WRITTEN TASK: Check each line of the listing, and copy it if it contains the word "this".

DATASET ROWS:
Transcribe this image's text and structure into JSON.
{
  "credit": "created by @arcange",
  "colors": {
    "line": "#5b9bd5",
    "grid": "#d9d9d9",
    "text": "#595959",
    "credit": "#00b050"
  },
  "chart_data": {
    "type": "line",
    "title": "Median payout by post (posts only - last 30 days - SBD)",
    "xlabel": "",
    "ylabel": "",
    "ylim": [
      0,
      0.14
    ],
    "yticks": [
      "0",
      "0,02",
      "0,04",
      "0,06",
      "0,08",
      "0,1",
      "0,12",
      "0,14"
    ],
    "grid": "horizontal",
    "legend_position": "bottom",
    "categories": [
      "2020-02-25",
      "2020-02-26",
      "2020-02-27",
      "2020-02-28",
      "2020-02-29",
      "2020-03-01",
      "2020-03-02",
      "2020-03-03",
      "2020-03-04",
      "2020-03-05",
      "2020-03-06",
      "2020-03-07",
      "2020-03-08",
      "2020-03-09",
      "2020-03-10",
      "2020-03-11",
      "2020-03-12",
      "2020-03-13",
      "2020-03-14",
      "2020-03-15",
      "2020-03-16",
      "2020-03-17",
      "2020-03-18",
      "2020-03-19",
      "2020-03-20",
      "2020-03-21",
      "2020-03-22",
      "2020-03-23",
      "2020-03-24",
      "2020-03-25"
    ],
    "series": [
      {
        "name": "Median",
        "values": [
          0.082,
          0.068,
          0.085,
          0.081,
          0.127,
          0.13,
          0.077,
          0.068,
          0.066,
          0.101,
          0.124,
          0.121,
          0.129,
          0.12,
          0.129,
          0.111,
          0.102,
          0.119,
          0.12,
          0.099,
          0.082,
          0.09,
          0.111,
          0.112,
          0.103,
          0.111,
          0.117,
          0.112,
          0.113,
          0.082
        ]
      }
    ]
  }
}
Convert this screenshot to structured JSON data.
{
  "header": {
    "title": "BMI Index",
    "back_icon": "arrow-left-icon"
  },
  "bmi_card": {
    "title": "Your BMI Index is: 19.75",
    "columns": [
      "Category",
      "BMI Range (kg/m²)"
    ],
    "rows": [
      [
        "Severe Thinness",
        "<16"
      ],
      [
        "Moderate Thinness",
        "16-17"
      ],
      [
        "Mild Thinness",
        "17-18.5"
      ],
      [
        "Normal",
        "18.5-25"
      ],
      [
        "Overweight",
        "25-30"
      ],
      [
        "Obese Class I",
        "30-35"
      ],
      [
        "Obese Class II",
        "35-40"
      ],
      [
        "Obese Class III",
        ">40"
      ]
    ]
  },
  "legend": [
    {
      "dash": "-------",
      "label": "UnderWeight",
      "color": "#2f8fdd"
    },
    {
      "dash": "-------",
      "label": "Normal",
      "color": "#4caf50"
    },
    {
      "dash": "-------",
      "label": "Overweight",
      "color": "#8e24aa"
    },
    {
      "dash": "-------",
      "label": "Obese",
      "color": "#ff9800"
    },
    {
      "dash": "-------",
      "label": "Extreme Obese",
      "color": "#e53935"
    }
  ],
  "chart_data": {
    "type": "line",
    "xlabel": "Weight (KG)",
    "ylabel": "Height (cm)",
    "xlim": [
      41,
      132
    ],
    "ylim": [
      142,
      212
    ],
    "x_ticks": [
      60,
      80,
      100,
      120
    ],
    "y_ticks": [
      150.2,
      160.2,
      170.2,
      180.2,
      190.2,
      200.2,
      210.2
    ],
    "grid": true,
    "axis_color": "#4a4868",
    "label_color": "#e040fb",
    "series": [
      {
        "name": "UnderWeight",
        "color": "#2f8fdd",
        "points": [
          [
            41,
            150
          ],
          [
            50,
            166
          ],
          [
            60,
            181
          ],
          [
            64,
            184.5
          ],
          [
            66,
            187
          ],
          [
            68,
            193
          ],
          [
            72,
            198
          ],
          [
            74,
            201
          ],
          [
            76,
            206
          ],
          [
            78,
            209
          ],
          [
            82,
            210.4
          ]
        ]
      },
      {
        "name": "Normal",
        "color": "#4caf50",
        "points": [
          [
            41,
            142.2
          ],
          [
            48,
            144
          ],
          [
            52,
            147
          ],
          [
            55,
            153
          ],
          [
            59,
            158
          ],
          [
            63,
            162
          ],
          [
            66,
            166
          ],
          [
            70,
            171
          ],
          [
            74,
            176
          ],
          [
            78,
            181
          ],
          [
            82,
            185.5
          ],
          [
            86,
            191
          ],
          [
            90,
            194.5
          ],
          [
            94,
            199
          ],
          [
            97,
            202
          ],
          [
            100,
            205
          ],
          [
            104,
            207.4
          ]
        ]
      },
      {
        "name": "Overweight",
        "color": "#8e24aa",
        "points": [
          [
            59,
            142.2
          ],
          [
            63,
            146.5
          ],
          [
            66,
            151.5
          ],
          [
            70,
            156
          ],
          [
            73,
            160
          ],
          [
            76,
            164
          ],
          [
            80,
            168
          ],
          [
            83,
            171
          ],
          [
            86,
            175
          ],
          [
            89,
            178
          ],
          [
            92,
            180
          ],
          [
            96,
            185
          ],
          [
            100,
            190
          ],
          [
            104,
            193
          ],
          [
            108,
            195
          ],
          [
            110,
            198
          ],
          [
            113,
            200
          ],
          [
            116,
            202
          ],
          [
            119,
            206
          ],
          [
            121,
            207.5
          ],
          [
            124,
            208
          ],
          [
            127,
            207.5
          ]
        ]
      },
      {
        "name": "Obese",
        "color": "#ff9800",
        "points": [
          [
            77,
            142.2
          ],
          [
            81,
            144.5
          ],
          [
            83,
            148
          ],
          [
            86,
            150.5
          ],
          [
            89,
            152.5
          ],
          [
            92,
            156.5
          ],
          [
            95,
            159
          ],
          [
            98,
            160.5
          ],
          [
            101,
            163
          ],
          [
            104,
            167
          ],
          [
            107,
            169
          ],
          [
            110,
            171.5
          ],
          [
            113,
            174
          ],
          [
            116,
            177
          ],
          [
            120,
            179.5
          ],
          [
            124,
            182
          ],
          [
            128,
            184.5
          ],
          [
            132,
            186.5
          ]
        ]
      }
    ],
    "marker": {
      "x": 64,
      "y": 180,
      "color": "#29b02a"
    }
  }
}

EXERCISE OUTPUT:
Transcribe this image's text and structure into JSON.
Convert this screenshot to structured JSON data.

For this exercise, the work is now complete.